## TASK PROMPT
Update the items between the lines holding "itemize the components" and "candle bbox=[395, 286, 402, 303]", inclusive, by replacing "price-tick-label" with "price-axis-label" and keeping everything else the same. Write out only those lines, and leave out the pictures.

— Start MATERIALS PROVIDED —

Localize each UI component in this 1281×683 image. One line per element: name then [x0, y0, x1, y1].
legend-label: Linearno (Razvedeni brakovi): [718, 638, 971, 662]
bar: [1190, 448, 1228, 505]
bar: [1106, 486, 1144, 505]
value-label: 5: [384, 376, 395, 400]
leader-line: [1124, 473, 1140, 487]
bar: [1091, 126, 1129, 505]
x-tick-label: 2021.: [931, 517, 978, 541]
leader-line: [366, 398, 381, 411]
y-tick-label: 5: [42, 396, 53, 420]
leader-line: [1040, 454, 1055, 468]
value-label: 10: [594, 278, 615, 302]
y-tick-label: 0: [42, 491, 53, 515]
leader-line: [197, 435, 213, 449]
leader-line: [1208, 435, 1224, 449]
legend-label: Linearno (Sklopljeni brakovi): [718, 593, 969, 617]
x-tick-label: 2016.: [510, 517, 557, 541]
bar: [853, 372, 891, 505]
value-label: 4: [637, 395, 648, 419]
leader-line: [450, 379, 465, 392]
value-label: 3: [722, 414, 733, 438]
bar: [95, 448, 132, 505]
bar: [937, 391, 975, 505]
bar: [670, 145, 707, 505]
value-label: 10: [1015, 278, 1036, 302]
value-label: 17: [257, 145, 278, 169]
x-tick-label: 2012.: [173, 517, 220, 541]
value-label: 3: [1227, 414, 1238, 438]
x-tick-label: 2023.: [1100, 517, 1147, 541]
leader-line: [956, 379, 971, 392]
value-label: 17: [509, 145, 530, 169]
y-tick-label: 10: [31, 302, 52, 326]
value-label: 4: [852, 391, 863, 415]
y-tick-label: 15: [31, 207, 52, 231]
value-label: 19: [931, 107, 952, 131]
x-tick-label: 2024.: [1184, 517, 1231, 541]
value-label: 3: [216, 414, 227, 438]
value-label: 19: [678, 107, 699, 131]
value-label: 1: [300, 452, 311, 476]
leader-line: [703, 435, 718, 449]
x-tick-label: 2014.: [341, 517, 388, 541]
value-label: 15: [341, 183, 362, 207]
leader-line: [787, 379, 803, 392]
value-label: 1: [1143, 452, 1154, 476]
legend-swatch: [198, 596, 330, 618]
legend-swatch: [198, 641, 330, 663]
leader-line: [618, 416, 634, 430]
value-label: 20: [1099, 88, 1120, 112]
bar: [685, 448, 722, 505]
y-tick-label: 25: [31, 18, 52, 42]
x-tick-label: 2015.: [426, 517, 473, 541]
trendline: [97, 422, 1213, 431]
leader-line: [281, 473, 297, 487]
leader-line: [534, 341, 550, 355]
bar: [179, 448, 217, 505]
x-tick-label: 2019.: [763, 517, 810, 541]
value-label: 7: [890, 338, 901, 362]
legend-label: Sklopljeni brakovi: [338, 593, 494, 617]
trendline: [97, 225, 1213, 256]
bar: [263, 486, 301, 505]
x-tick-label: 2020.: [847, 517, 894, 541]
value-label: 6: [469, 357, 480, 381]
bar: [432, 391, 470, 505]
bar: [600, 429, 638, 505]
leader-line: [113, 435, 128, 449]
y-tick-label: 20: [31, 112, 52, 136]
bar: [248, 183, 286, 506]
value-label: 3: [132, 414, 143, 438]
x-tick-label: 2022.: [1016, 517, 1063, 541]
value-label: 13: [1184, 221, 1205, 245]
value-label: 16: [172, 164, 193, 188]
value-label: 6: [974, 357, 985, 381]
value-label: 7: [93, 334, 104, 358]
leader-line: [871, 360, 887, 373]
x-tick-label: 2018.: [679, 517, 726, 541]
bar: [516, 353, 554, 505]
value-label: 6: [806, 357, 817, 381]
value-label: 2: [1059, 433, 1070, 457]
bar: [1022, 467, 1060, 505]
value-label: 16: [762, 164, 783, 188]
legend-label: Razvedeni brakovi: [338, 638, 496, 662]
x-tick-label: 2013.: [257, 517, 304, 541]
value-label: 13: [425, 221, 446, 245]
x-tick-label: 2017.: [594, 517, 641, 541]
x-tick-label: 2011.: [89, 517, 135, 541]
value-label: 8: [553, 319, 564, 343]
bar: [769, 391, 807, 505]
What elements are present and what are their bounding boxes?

— End MATERIALS PROVIDED —
— Start MATERIALS PROVIDED —

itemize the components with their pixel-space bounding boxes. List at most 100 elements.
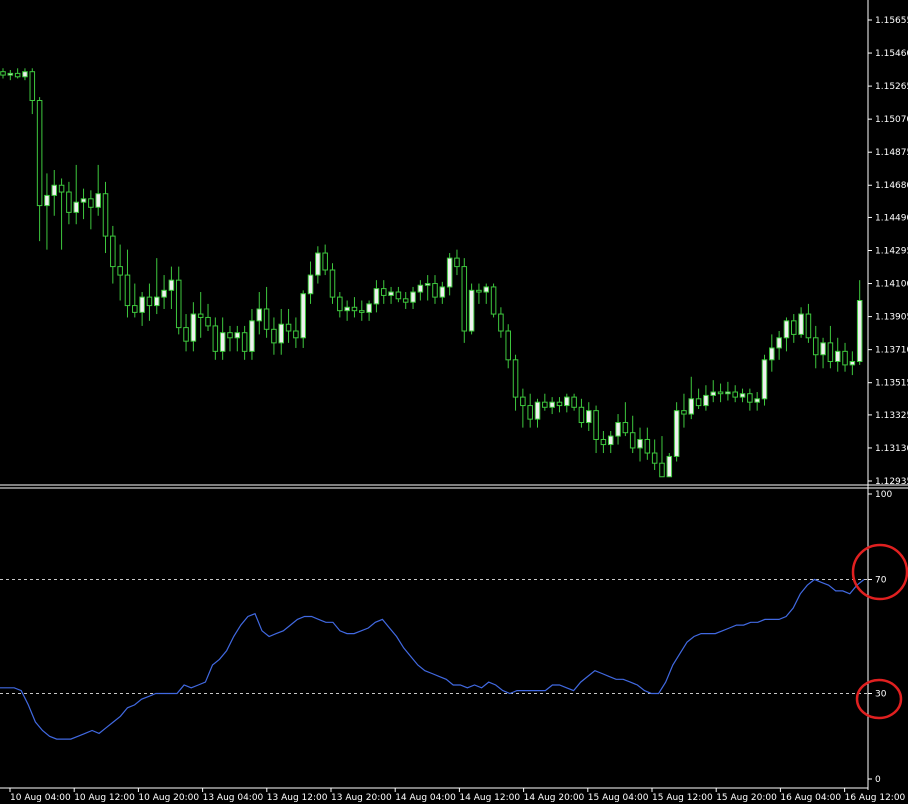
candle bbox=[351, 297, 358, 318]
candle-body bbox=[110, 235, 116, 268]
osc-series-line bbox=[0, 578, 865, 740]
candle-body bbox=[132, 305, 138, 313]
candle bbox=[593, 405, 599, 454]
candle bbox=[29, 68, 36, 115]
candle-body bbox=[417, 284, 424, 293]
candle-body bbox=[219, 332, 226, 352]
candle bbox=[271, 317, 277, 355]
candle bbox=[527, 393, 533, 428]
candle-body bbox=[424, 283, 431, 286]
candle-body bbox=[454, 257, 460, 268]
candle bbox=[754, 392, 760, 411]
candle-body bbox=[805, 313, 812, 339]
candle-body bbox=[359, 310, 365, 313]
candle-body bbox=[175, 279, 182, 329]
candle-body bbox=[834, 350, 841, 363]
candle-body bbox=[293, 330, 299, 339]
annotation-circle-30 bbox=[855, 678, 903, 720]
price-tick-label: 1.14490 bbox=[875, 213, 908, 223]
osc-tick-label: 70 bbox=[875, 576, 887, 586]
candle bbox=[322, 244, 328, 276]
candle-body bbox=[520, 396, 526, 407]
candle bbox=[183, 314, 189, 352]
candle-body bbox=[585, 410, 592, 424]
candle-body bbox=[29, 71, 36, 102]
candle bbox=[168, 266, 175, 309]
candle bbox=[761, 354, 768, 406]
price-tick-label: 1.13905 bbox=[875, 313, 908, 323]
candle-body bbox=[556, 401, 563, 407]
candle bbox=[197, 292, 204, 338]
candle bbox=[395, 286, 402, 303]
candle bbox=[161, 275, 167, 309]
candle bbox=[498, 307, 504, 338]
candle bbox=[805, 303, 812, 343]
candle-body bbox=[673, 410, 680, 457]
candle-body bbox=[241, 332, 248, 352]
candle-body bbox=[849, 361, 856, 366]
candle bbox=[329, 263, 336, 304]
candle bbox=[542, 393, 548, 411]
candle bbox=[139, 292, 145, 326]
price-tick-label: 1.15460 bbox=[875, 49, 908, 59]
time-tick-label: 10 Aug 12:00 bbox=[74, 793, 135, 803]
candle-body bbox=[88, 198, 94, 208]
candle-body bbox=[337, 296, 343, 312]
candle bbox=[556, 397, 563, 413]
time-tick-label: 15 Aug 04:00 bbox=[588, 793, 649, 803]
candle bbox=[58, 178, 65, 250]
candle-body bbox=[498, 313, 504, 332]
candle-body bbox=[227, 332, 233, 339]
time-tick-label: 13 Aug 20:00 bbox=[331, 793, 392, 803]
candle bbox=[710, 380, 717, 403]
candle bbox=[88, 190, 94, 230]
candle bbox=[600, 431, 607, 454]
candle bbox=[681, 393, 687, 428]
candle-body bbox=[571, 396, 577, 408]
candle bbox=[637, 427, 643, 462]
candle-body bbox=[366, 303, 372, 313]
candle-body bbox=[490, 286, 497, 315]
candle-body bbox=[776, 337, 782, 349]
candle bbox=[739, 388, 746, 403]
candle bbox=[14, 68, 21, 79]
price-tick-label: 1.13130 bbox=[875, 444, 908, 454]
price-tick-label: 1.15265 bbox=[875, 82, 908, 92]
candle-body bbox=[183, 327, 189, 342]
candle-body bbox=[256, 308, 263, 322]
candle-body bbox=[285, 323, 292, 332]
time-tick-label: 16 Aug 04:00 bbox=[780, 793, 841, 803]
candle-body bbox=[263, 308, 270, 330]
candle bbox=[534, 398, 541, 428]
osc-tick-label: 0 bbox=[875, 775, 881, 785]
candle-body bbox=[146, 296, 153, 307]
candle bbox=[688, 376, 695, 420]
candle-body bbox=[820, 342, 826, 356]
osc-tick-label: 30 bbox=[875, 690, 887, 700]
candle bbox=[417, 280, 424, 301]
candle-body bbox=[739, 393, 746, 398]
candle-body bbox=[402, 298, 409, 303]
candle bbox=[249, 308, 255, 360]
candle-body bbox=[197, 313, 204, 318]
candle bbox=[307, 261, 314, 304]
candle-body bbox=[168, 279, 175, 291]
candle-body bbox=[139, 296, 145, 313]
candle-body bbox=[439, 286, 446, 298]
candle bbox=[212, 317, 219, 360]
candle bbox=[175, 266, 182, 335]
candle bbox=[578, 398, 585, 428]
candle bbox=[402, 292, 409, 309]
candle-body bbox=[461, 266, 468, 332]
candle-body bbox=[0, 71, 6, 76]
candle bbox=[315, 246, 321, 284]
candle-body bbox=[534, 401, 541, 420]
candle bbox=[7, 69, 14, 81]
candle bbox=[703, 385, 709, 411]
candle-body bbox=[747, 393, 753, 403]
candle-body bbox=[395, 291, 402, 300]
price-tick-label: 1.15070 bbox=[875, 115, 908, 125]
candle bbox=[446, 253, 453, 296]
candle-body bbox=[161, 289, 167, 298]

— End MATERIALS PROVIDED —
— Start MATERIALS PROVIDED —

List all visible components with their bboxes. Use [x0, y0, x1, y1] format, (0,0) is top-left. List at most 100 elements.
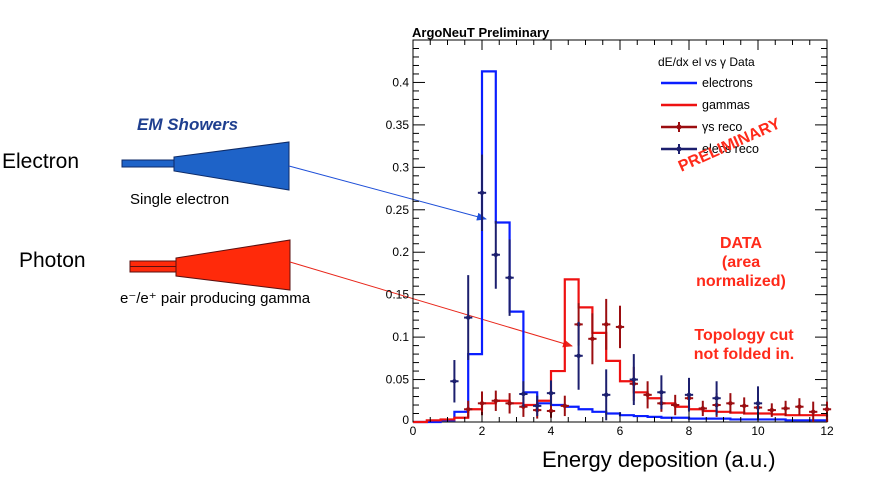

— End MATERIALS PROVIDED —

## SOLVED EXERCISE
itemize the components with their pixel-space bounding boxes. List at most 100 elements.
candle bbox=[351, 297, 358, 318]
candle-body bbox=[110, 235, 116, 268]
osc-series-line bbox=[0, 578, 865, 740]
candle-body bbox=[132, 305, 138, 313]
candle bbox=[593, 405, 599, 454]
candle bbox=[29, 68, 36, 115]
candle-body bbox=[417, 284, 424, 293]
candle-body bbox=[219, 332, 226, 352]
candle bbox=[271, 317, 277, 355]
candle bbox=[527, 393, 533, 428]
candle-body bbox=[424, 283, 431, 286]
candle-body bbox=[454, 257, 460, 268]
candle bbox=[754, 392, 760, 411]
candle-body bbox=[805, 313, 812, 339]
candle-body bbox=[359, 310, 365, 313]
candle-body bbox=[175, 279, 182, 329]
candle-body bbox=[834, 350, 841, 363]
candle-body bbox=[293, 330, 299, 339]
annotation-circle-30 bbox=[855, 678, 903, 720]
price-axis-label: 1.14490 bbox=[875, 213, 908, 223]
osc-tick-label: 70 bbox=[875, 576, 887, 586]
candle bbox=[322, 244, 328, 276]
candle-body bbox=[520, 396, 526, 407]
candle bbox=[183, 314, 189, 352]
candle-body bbox=[585, 410, 592, 424]
candle-body bbox=[29, 71, 36, 102]
candle bbox=[168, 266, 175, 309]
candle bbox=[761, 354, 768, 406]
price-axis-label: 1.13905 bbox=[875, 313, 908, 323]
candle-body bbox=[556, 401, 563, 407]
candle bbox=[197, 292, 204, 338]
candle bbox=[395, 286, 402, 303]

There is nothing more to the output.